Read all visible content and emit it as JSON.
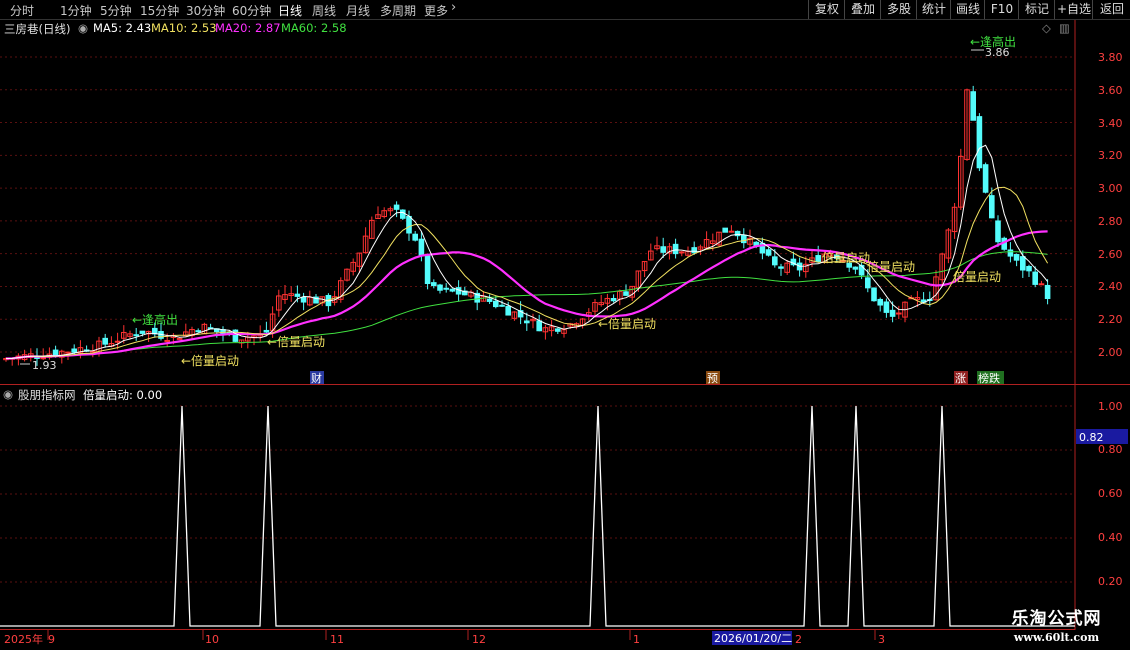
{
  "toolbar": {
    "periods": [
      "分时",
      "1分钟",
      "5分钟",
      "15分钟",
      "30分钟",
      "60分钟",
      "日线",
      "周线",
      "月线",
      "多周期",
      "更多"
    ],
    "active_period": "日线",
    "more_chevron": "chevron-right-icon",
    "buttons": [
      "复权",
      "叠加",
      "多股",
      "统计",
      "画线",
      "F10",
      "标记",
      "+自选",
      "返回"
    ]
  },
  "main": {
    "title": "三房巷(日线)",
    "ma": [
      {
        "label": "MA5: 2.43",
        "color": "#ffffff"
      },
      {
        "label": "MA10: 2.53",
        "color": "#f0e060"
      },
      {
        "label": "MA20: 2.87",
        "color": "#ff30ff"
      },
      {
        "label": "MA60: 2.58",
        "color": "#40e040"
      }
    ],
    "price_axis": [
      "3.80",
      "3.60",
      "3.40",
      "3.20",
      "3.00",
      "2.80",
      "2.60",
      "2.40",
      "2.20",
      "2.00"
    ],
    "high_label": "3.86",
    "low_label": "1.93",
    "annotations": [
      "←倍量启动",
      "←倍量启动",
      "←倍量启动",
      "倍量启动",
      "倍量启动",
      "倍量启动",
      "←逢高出",
      "←逢高出"
    ],
    "event_markers": [
      "财",
      "预",
      "涨",
      "榜跌"
    ],
    "colors": {
      "up": "#ff3232",
      "down": "#54fcfc",
      "ma5": "#ffffff",
      "ma10": "#f0e060",
      "ma20": "#ff30ff",
      "ma60": "#40e040"
    }
  },
  "indicator": {
    "title": "股朋指标网",
    "formula": "倍量启动: 0.00",
    "axis": [
      "1.00",
      "0.80",
      "0.60",
      "0.40",
      "0.20"
    ],
    "current_value": "0.82"
  },
  "date_axis": {
    "labels": [
      "2025年",
      "9",
      "10",
      "11",
      "12",
      "1",
      "2",
      "3"
    ],
    "cursor_date": "2026/01/20/二"
  },
  "watermark": {
    "title": "乐淘公式网",
    "url": "www.60lt.com"
  }
}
-*-
#### Set task:
Leave the pictures out and reproduce all of the records exactly.

#### Correct output:
Read all visible content and emit it as JSON.
{
  "toolbar": {
    "periods": [
      "分时",
      "1分钟",
      "5分钟",
      "15分钟",
      "30分钟",
      "60分钟",
      "日线",
      "周线",
      "月线",
      "多周期",
      "更多"
    ],
    "active_period": "日线",
    "more_chevron": "chevron-right-icon",
    "buttons": [
      "复权",
      "叠加",
      "多股",
      "统计",
      "画线",
      "F10",
      "标记",
      "+自选",
      "返回"
    ]
  },
  "main": {
    "title": "三房巷(日线)",
    "ma": [
      {
        "label": "MA5: 2.43",
        "color": "#ffffff"
      },
      {
        "label": "MA10: 2.53",
        "color": "#f0e060"
      },
      {
        "label": "MA20: 2.87",
        "color": "#ff30ff"
      },
      {
        "label": "MA60: 2.58",
        "color": "#40e040"
      }
    ],
    "price_axis": [
      "3.80",
      "3.60",
      "3.40",
      "3.20",
      "3.00",
      "2.80",
      "2.60",
      "2.40",
      "2.20",
      "2.00"
    ],
    "high_label": "3.86",
    "low_label": "1.93",
    "annotations": [
      "←倍量启动",
      "←倍量启动",
      "←倍量启动",
      "倍量启动",
      "倍量启动",
      "倍量启动",
      "←逢高出",
      "←逢高出"
    ],
    "event_markers": [
      "财",
      "预",
      "涨",
      "榜跌"
    ],
    "colors": {
      "up": "#ff3232",
      "down": "#54fcfc",
      "ma5": "#ffffff",
      "ma10": "#f0e060",
      "ma20": "#ff30ff",
      "ma60": "#40e040"
    }
  },
  "indicator": {
    "title": "股朋指标网",
    "formula": "倍量启动: 0.00",
    "axis": [
      "1.00",
      "0.80",
      "0.60",
      "0.40",
      "0.20"
    ],
    "current_value": "0.82"
  },
  "date_axis": {
    "labels": [
      "2025年",
      "9",
      "10",
      "11",
      "12",
      "1",
      "2",
      "3"
    ],
    "cursor_date": "2026/01/20/二"
  },
  "watermark": {
    "title": "乐淘公式网",
    "url": "www.60lt.com"
  }
}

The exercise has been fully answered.